• Task statement:
Find each line holding the word "устройство" and give the total alone.

• Stored records:
begin

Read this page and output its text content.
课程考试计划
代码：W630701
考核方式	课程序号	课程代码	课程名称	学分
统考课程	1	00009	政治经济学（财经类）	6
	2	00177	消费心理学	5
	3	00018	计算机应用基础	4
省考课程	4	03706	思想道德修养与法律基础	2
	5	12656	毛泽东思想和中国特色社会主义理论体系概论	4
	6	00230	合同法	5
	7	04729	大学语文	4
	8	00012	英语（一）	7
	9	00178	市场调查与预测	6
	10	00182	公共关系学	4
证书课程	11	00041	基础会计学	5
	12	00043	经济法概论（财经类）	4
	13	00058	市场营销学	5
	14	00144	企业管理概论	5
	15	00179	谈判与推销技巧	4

end
begin

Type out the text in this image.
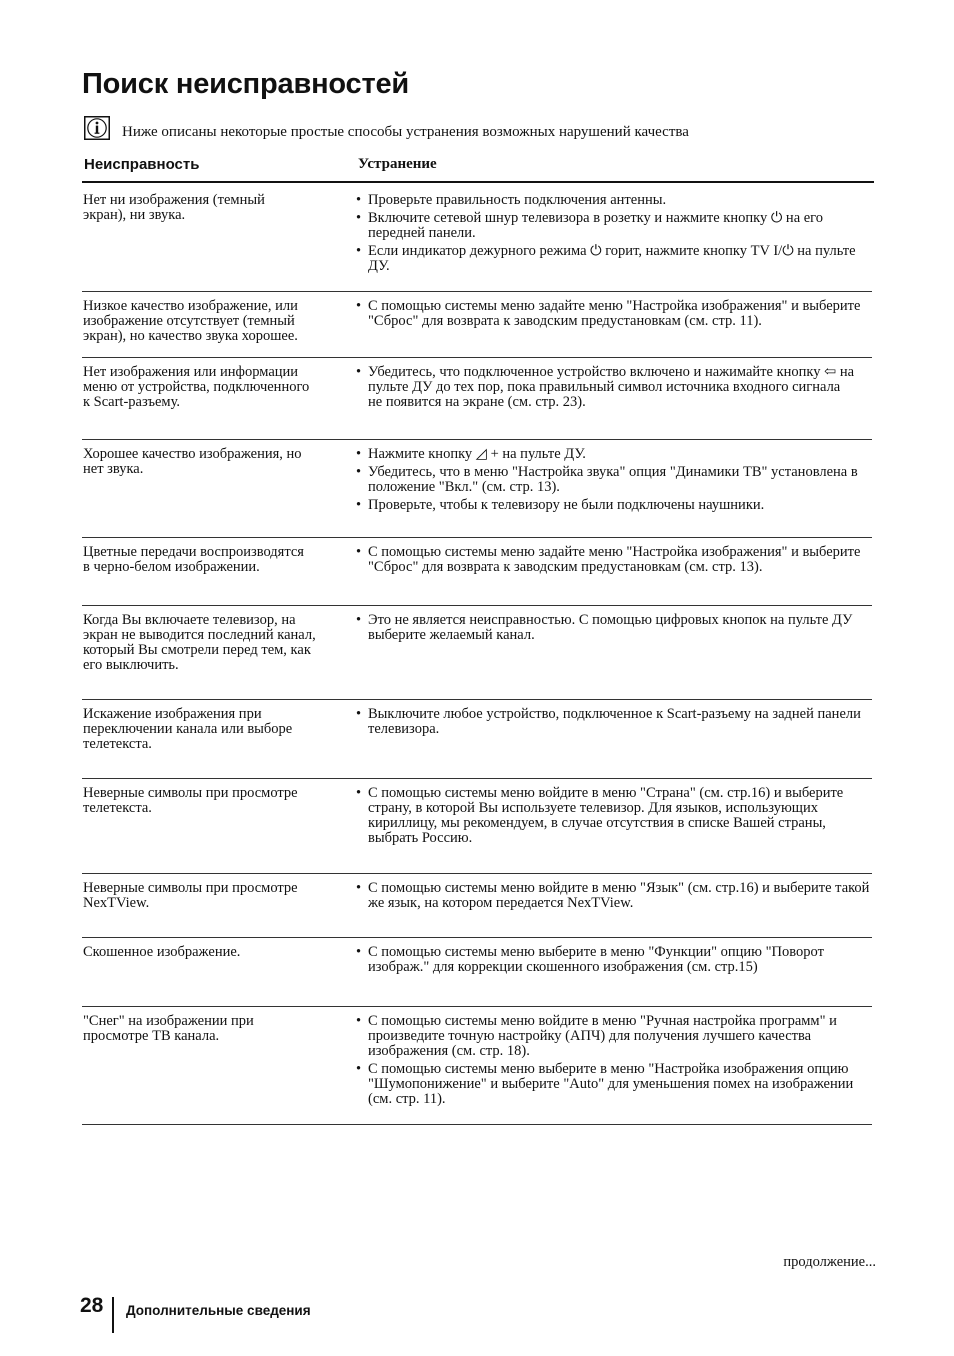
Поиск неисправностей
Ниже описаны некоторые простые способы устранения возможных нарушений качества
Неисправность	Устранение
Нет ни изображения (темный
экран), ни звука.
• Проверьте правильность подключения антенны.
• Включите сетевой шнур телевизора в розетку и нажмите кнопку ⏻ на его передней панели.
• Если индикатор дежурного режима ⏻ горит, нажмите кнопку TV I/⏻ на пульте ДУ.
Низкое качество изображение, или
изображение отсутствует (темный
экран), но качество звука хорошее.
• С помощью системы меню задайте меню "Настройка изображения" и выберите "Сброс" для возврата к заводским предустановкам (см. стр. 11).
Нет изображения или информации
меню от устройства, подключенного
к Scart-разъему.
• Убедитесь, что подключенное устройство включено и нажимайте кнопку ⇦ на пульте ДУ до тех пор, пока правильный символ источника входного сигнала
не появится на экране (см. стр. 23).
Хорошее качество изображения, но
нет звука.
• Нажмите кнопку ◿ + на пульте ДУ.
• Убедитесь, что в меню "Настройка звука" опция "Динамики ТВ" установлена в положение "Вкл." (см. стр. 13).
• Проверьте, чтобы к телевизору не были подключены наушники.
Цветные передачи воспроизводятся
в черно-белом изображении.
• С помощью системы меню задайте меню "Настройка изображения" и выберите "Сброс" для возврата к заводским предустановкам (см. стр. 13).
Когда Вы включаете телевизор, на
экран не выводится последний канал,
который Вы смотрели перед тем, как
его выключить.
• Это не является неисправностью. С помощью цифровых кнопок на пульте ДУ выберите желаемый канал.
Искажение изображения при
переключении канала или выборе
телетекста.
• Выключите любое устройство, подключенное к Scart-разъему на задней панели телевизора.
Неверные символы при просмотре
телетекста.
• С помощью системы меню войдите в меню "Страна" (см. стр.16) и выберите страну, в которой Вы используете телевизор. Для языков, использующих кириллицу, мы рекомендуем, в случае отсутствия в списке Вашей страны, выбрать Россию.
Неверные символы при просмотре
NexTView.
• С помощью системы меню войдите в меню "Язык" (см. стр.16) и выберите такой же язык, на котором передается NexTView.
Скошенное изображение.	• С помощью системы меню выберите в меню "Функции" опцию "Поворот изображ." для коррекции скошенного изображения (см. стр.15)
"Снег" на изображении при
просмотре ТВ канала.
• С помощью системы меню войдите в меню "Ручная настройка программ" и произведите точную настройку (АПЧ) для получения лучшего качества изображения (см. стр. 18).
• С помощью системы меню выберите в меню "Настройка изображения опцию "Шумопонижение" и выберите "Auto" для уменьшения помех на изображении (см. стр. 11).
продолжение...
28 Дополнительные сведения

end

• Output:
2